**Exercise brief:** Set down all of the data exactly as it appears.

==========

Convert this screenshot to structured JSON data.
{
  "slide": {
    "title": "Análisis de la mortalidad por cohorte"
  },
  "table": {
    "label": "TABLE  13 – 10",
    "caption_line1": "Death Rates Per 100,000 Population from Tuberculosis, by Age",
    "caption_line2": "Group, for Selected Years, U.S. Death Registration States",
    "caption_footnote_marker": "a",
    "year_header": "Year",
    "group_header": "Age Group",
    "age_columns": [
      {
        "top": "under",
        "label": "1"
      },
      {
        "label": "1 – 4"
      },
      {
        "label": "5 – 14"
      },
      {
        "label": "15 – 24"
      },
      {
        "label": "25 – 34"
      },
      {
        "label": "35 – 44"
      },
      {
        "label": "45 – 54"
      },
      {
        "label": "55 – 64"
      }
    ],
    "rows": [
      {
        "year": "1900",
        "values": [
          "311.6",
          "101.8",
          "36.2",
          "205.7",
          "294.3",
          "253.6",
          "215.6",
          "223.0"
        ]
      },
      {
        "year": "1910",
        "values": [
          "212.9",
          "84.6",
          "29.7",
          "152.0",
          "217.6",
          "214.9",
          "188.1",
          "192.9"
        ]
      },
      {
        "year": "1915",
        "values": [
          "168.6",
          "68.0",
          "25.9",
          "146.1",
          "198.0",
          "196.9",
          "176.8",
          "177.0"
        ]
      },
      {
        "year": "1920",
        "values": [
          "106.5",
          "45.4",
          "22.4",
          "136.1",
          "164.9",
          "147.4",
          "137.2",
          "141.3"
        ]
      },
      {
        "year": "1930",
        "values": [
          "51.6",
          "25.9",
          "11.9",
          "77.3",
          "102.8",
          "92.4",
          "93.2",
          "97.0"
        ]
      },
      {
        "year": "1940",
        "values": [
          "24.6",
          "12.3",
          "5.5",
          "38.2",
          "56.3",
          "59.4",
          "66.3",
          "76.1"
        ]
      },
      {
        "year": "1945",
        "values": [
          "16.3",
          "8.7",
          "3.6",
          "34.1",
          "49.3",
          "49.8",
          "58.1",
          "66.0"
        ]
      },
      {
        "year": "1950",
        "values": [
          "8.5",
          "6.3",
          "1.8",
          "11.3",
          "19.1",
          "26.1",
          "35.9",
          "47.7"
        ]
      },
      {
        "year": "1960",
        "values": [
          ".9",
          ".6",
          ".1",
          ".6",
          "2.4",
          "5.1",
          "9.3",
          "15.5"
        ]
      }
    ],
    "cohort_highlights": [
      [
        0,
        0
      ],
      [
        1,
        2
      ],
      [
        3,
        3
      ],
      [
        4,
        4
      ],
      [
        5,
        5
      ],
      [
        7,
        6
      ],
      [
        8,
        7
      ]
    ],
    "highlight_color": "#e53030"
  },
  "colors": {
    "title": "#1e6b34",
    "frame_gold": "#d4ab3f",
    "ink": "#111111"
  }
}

==========

**Result of the exercise:**
Convert this screenshot to structured JSON data.
{
  "slide": {
    "title": "Análisis de la mortalidad por cohorte"
  },
  "table": {
    "label": "TABLE  13 – 10",
    "caption_line1": "Death Rates Per 100,000 Population from Tuberculosis, by Age",
    "caption_line2": "Group, for Selected Years, U.S. Death Registration States",
    "caption_footnote_marker": "a",
    "year_header": "Year",
    "group_header": "Age Group",
    "age_columns": [
      {
        "top": "under",
        "label": "1"
      },
      {
        "label": "1 – 4"
      },
      {
        "label": "5 – 14"
      },
      {
        "label": "15 – 24"
      },
      {
        "label": "25 – 34"
      },
      {
        "label": "35 – 44"
      },
      {
        "label": "45 – 54"
      },
      {
        "label": "55 – 64"
      }
    ],
    "rows": [
      {
        "year": "1900",
        "values": [
          "311.6",
          "101.8",
          "36.2",
          "205.7",
          "294.3",
          "253.6",
          "215.6",
          "223.0"
        ]
      },
      {
        "year": "1910",
        "values": [
          "212.9",
          "84.6",
          "29.7",
          "152.0",
          "217.6",
          "214.9",
          "188.1",
          "192.9"
        ]
      },
      {
        "year": "1915",
        "values": [
          "168.6",
          "68.0",
          "25.9",
          "146.1",
          "198.0",
          "196.9",
          "176.8",
          "177.0"
        ]
      },
      {
        "year": "1920",
        "values": [
          "106.5",
          "45.4",
          "22.4",
          "136.1",
          "164.9",
          "147.4",
          "137.2",
          "141.3"
        ]
      },
      {
        "year": "1930",
        "values": [
          "51.6",
          "25.9",
          "11.9",
          "77.3",
          "102.8",
          "92.4",
          "93.2",
          "97.0"
        ]
      },
      {
        "year": "1940",
        "values": [
          "24.6",
          "12.3",
          "5.5",
          "38.2",
          "56.3",
          "59.4",
          "66.3",
          "76.1"
        ]
      },
      {
        "year": "1945",
        "values": [
          "16.3",
          "8.7",
          "3.6",
          "34.1",
          "49.3",
          "49.8",
          "58.1",
          "66.0"
        ]
      },
      {
        "year": "1950",
        "values": [
          "8.5",
          "6.3",
          "1.8",
          "11.3",
          "19.1",
          "26.1",
          "35.9",
          "47.7"
        ]
      },
      {
        "year": "1960",
        "values": [
          ".9",
          ".6",
          ".1",
          ".6",
          "2.4",
          "5.1",
          "9.3",
          "15.5"
        ]
      }
    ],
    "cohort_highlights": [
      [
        0,
        0
      ],
      [
        1,
        2
      ],
      [
        3,
        3
      ],
      [
        4,
        4
      ],
      [
        5,
        5
      ],
      [
        7,
        6
      ],
      [
        8,
        7
      ]
    ],
    "highlight_color": "#e53030"
  },
  "colors": {
    "title": "#1e6b34",
    "frame_gold": "#d4ab3f",
    "ink": "#111111"
  }
}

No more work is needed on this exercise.